-- START --
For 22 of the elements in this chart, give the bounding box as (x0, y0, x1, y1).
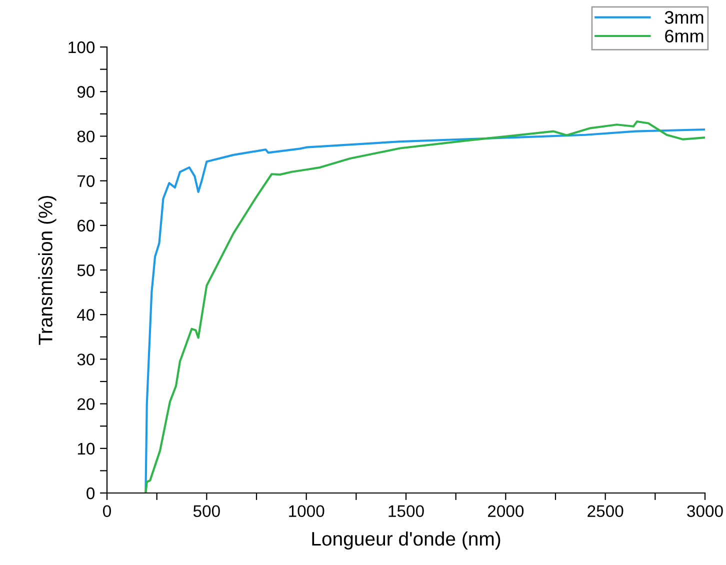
y-tick-label: 40 (77, 309, 95, 321)
x-tick-label: 2000 (488, 505, 524, 518)
y-tick-label: 50 (77, 264, 95, 276)
y-tick-label: 70 (78, 175, 95, 188)
x-tick-label: 2500 (588, 505, 624, 518)
y-tick-label: 80 (77, 130, 95, 142)
x-tick-label: 3000 (687, 505, 723, 518)
x-tick-label: 0 (103, 505, 111, 518)
y-tick-label: 20 (77, 398, 95, 410)
legend-label: 6mm (665, 30, 704, 42)
x-tick-label: 1500 (388, 505, 424, 518)
y-tick-label: 0 (86, 487, 95, 500)
y-tick-label: 100 (68, 41, 95, 54)
y-axis-title: Transmission (%) (38, 196, 56, 345)
x-axis-title: Longueur d'onde (nm) (312, 531, 500, 550)
y-tick-label: 30 (77, 354, 95, 366)
y-tick-label: 90 (77, 86, 95, 98)
y-tick-label: 10 (78, 442, 95, 455)
x-tick-label: 500 (193, 505, 220, 518)
y-tick-label: 60 (78, 220, 95, 232)
legend-label: 3mm (664, 11, 704, 24)
x-tick-label: 1000 (289, 505, 324, 518)
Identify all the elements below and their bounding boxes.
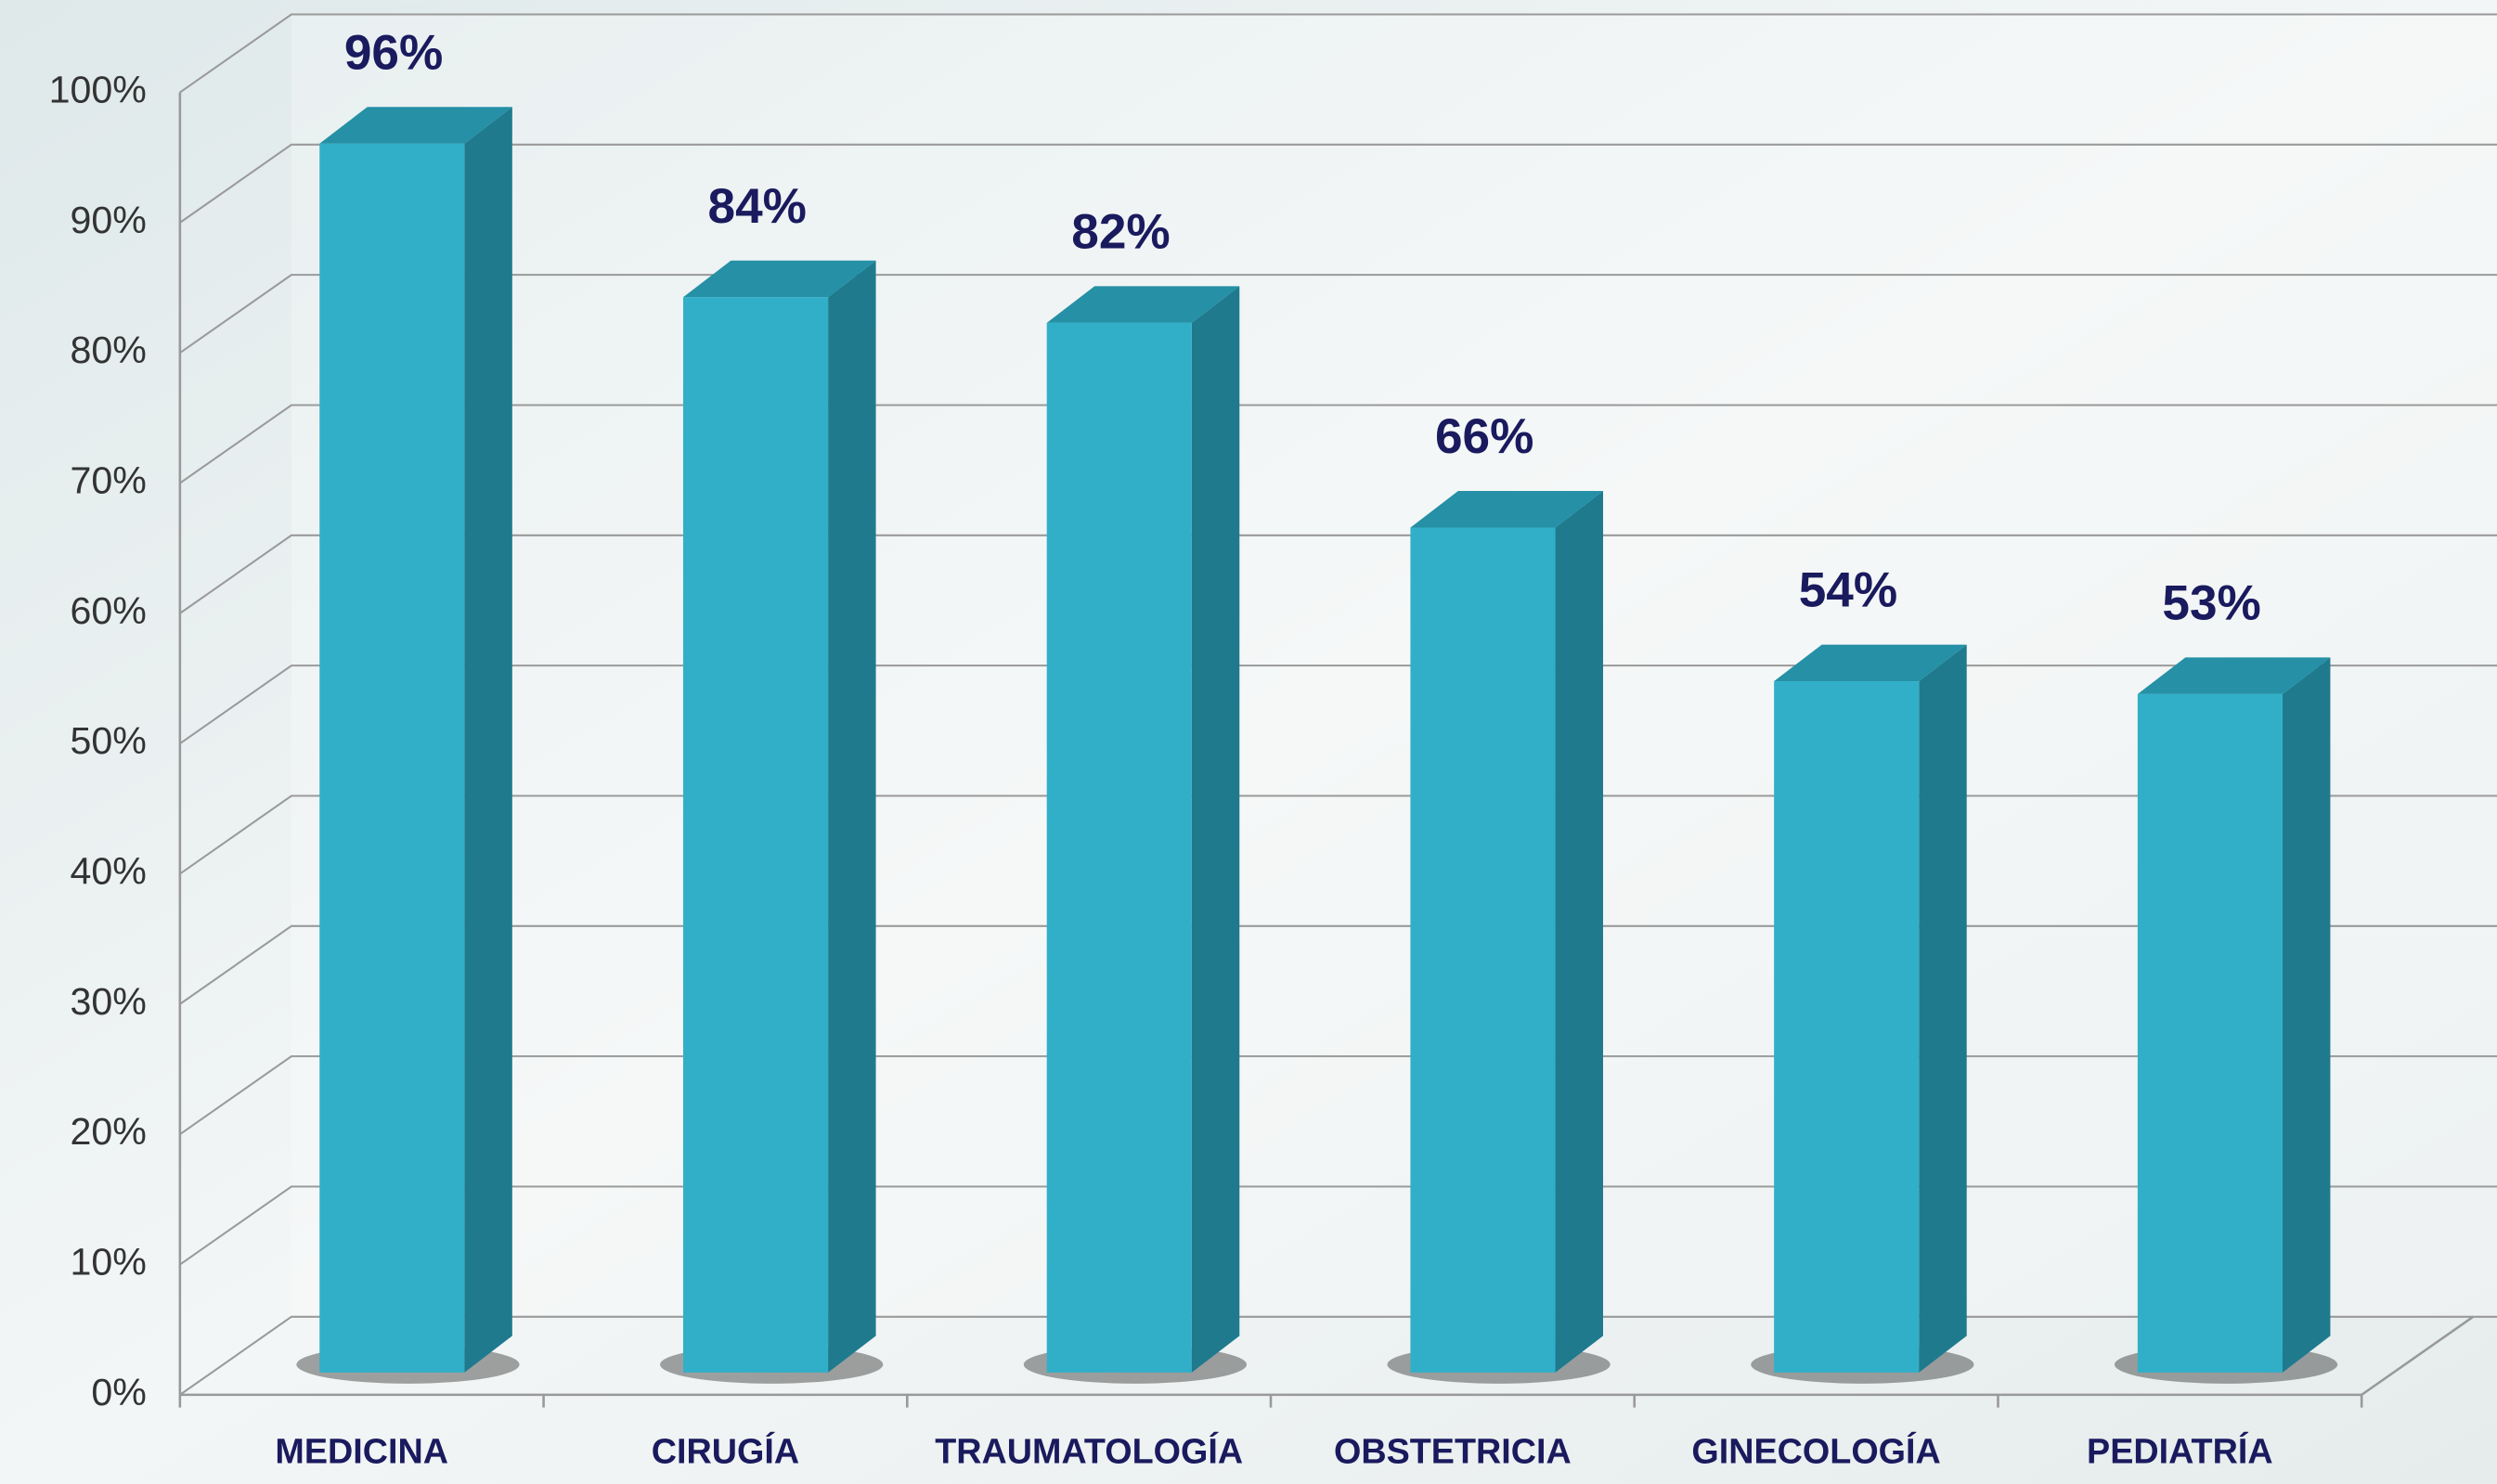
-- END --
● **The task**: Convert every line of the items above into a JSON list of strings, one string per line, skipping blank lines and leaving out the pictures.

● **Answer to this exercise**:
[
  "For 22 of the elements in this chart, give the bounding box as (x0, y0, x1, y1).",
  "y-tick-label: 40 (77, 309, 95, 321)",
  "x-tick-label: 2000 (488, 505, 524, 518)",
  "y-tick-label: 50 (77, 264, 95, 276)",
  "y-tick-label: 70 (78, 175, 95, 188)",
  "x-tick-label: 2500 (588, 505, 624, 518)",
  "y-tick-label: 80 (77, 130, 95, 142)",
  "x-tick-label: 3000 (687, 505, 723, 518)",
  "x-tick-label: 0 (103, 505, 111, 518)",
  "y-tick-label: 20 (77, 398, 95, 410)",
  "legend-label: 6mm (665, 30, 704, 42)",
  "x-tick-label: 1500 (388, 505, 424, 518)",
  "y-tick-label: 0 (86, 487, 95, 500)",
  "y-tick-label: 100 (68, 41, 95, 54)",
  "y-axis-title: Transmission (%) (38, 196, 56, 345)",
  "x-axis-title: Longueur d'onde (nm) (312, 531, 500, 550)",
  "y-tick-label: 30 (77, 354, 95, 366)",
  "y-tick-label: 90 (77, 86, 95, 98)",
  "y-tick-label: 10 (78, 442, 95, 455)",
  "x-tick-label: 500 (193, 505, 220, 518)",
  "y-tick-label: 60 (78, 220, 95, 232)",
  "legend-label: 3mm (664, 11, 704, 24)",
  "x-tick-label: 1000 (289, 505, 324, 518)",
  "Identify all the elements below and their bounding boxes."
]